++++ STORED RECORDS

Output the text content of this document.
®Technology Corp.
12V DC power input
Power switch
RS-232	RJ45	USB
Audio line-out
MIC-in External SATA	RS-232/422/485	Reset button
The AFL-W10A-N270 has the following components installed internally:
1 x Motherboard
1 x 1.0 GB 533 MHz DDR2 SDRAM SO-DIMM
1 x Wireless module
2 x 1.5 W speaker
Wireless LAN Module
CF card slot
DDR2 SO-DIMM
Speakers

++++++++
++++ STORED RECORDS

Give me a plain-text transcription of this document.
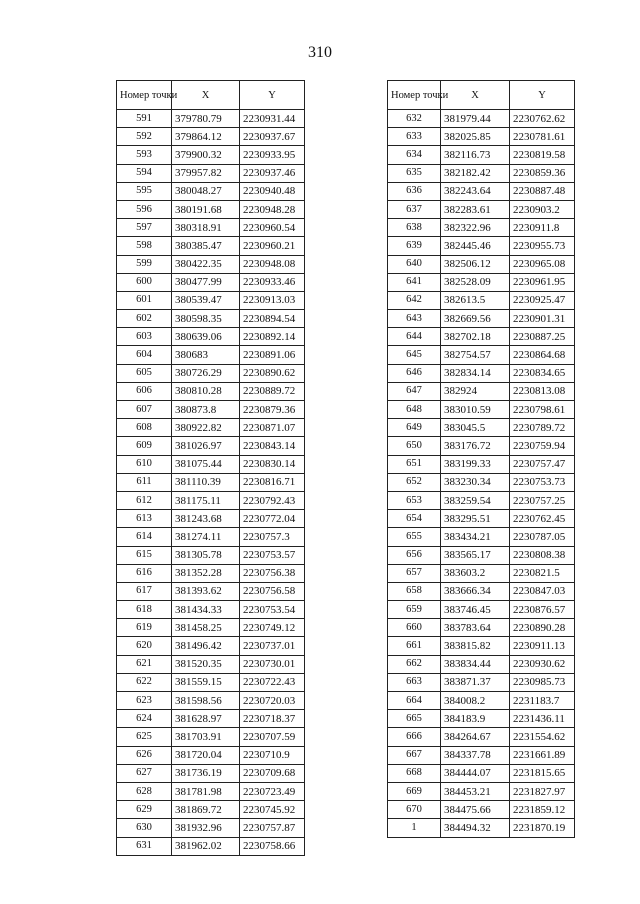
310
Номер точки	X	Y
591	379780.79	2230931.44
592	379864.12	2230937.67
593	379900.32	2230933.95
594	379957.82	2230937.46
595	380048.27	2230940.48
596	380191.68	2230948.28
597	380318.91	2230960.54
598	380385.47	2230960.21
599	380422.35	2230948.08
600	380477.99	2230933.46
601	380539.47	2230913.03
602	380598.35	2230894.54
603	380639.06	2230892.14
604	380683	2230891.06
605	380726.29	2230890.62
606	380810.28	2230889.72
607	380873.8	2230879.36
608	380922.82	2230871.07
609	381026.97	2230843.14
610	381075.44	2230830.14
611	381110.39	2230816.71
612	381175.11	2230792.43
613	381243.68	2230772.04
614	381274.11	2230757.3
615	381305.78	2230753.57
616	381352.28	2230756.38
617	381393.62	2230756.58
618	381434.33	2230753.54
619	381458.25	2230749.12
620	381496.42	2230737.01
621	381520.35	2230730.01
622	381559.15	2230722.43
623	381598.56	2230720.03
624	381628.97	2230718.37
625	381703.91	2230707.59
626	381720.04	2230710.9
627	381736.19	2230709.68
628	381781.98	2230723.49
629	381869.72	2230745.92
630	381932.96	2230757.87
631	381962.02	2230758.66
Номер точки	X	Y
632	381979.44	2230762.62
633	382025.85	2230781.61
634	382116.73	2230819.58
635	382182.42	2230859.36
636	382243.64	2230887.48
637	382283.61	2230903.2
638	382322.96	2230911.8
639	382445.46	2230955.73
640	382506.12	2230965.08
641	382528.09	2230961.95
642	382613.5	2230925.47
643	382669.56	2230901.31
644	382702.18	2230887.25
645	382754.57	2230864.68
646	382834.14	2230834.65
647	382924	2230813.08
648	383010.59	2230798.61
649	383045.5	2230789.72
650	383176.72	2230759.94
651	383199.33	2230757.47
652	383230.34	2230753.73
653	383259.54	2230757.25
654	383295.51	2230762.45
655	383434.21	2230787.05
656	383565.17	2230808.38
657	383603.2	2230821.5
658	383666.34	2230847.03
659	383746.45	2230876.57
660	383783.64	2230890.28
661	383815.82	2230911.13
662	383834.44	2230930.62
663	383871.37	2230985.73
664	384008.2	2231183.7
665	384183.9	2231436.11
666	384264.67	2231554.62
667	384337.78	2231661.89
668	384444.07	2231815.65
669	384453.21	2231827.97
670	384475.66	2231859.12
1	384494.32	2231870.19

++++++++

## REQUIRED WORK:
Scan the lines for the string "text". Pick out every line that has it.

## ANSWER FOR THIS EXERCISE:
Output the text content of this document.
Give me a plain-text transcription of this document.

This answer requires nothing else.